Records from a collection
## Begin
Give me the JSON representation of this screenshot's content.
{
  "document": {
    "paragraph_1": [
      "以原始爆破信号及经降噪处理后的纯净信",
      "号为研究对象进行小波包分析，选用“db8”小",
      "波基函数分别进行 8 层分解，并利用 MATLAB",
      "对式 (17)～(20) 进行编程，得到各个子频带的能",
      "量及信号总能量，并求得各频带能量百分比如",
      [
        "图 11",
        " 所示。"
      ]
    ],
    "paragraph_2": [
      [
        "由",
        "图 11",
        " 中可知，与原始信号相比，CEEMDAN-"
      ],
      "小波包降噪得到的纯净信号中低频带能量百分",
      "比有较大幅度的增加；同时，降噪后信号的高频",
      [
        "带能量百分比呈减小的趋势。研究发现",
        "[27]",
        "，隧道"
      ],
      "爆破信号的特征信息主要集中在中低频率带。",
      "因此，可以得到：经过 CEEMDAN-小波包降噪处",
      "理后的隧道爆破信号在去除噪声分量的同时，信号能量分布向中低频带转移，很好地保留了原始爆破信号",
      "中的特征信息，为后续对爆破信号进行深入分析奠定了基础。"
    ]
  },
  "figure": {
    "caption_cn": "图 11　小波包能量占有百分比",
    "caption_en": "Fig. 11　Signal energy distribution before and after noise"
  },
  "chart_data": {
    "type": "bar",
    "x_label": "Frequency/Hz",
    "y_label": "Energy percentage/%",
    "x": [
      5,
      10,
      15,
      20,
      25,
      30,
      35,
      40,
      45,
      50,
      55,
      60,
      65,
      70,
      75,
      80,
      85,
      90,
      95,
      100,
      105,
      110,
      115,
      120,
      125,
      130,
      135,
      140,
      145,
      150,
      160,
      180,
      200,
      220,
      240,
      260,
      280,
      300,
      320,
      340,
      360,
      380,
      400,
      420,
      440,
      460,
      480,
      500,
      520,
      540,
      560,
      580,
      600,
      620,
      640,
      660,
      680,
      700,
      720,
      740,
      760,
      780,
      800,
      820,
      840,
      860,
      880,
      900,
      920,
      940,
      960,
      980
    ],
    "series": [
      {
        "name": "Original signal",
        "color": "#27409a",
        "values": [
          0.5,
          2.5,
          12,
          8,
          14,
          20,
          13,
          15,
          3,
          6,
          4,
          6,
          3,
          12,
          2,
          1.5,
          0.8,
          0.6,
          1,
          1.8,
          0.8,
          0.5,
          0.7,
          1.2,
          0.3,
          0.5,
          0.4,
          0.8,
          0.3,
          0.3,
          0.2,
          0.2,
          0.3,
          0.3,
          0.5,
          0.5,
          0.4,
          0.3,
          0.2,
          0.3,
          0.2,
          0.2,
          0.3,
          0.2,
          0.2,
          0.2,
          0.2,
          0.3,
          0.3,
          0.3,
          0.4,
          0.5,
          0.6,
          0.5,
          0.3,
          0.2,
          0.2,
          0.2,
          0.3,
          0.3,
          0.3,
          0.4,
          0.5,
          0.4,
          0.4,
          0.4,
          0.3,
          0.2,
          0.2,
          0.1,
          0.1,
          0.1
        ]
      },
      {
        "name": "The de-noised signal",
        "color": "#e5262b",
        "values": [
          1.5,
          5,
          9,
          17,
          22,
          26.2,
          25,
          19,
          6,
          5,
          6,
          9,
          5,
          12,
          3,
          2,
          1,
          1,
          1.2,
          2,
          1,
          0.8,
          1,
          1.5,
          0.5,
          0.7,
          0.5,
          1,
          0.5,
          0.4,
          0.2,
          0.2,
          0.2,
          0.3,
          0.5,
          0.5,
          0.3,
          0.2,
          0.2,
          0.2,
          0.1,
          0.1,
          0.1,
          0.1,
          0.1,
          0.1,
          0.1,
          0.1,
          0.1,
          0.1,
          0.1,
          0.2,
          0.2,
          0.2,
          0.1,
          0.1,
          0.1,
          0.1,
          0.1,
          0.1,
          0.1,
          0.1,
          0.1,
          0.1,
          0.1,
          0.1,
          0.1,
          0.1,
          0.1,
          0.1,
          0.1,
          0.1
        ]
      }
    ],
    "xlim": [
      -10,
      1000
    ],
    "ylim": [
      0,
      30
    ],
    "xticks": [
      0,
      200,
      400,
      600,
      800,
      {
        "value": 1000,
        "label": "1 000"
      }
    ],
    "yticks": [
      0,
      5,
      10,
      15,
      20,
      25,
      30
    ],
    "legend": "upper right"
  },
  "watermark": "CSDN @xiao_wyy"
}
## End
#### STATED TASK:
Take the entries and copy them out exactly.

#### WRITTEN RESPONSE:
Give me the JSON representation of this screenshot's content.
{
  "document": {
    "paragraph_1": [
      "以原始爆破信号及经降噪处理后的纯净信",
      "号为研究对象进行小波包分析，选用“db8”小",
      "波基函数分别进行 8 层分解，并利用 MATLAB",
      "对式 (17)～(20) 进行编程，得到各个子频带的能",
      "量及信号总能量，并求得各频带能量百分比如",
      [
        "图 11",
        " 所示。"
      ]
    ],
    "paragraph_2": [
      [
        "由",
        "图 11",
        " 中可知，与原始信号相比，CEEMDAN-"
      ],
      "小波包降噪得到的纯净信号中低频带能量百分",
      "比有较大幅度的增加；同时，降噪后信号的高频",
      [
        "带能量百分比呈减小的趋势。研究发现",
        "[27]",
        "，隧道"
      ],
      "爆破信号的特征信息主要集中在中低频率带。",
      "因此，可以得到：经过 CEEMDAN-小波包降噪处",
      "理后的隧道爆破信号在去除噪声分量的同时，信号能量分布向中低频带转移，很好地保留了原始爆破信号",
      "中的特征信息，为后续对爆破信号进行深入分析奠定了基础。"
    ]
  },
  "figure": {
    "caption_cn": "图 11　小波包能量占有百分比",
    "caption_en": "Fig. 11　Signal energy distribution before and after noise"
  },
  "chart_data": {
    "type": "bar",
    "x_label": "Frequency/Hz",
    "y_label": "Energy percentage/%",
    "x": [
      5,
      10,
      15,
      20,
      25,
      30,
      35,
      40,
      45,
      50,
      55,
      60,
      65,
      70,
      75,
      80,
      85,
      90,
      95,
      100,
      105,
      110,
      115,
      120,
      125,
      130,
      135,
      140,
      145,
      150,
      160,
      180,
      200,
      220,
      240,
      260,
      280,
      300,
      320,
      340,
      360,
      380,
      400,
      420,
      440,
      460,
      480,
      500,
      520,
      540,
      560,
      580,
      600,
      620,
      640,
      660,
      680,
      700,
      720,
      740,
      760,
      780,
      800,
      820,
      840,
      860,
      880,
      900,
      920,
      940,
      960,
      980
    ],
    "series": [
      {
        "name": "Original signal",
        "color": "#27409a",
        "values": [
          0.5,
          2.5,
          12,
          8,
          14,
          20,
          13,
          15,
          3,
          6,
          4,
          6,
          3,
          12,
          2,
          1.5,
          0.8,
          0.6,
          1,
          1.8,
          0.8,
          0.5,
          0.7,
          1.2,
          0.3,
          0.5,
          0.4,
          0.8,
          0.3,
          0.3,
          0.2,
          0.2,
          0.3,
          0.3,
          0.5,
          0.5,
          0.4,
          0.3,
          0.2,
          0.3,
          0.2,
          0.2,
          0.3,
          0.2,
          0.2,
          0.2,
          0.2,
          0.3,
          0.3,
          0.3,
          0.4,
          0.5,
          0.6,
          0.5,
          0.3,
          0.2,
          0.2,
          0.2,
          0.3,
          0.3,
          0.3,
          0.4,
          0.5,
          0.4,
          0.4,
          0.4,
          0.3,
          0.2,
          0.2,
          0.1,
          0.1,
          0.1
        ]
      },
      {
        "name": "The de-noised signal",
        "color": "#e5262b",
        "values": [
          1.5,
          5,
          9,
          17,
          22,
          26.2,
          25,
          19,
          6,
          5,
          6,
          9,
          5,
          12,
          3,
          2,
          1,
          1,
          1.2,
          2,
          1,
          0.8,
          1,
          1.5,
          0.5,
          0.7,
          0.5,
          1,
          0.5,
          0.4,
          0.2,
          0.2,
          0.2,
          0.3,
          0.5,
          0.5,
          0.3,
          0.2,
          0.2,
          0.2,
          0.1,
          0.1,
          0.1,
          0.1,
          0.1,
          0.1,
          0.1,
          0.1,
          0.1,
          0.1,
          0.1,
          0.2,
          0.2,
          0.2,
          0.1,
          0.1,
          0.1,
          0.1,
          0.1,
          0.1,
          0.1,
          0.1,
          0.1,
          0.1,
          0.1,
          0.1,
          0.1,
          0.1,
          0.1,
          0.1,
          0.1,
          0.1
        ]
      }
    ],
    "xlim": [
      -10,
      1000
    ],
    "ylim": [
      0,
      30
    ],
    "xticks": [
      0,
      200,
      400,
      600,
      800,
      {
        "value": 1000,
        "label": "1 000"
      }
    ],
    "yticks": [
      0,
      5,
      10,
      15,
      20,
      25,
      30
    ],
    "legend": "upper right"
  },
  "watermark": "CSDN @xiao_wyy"
}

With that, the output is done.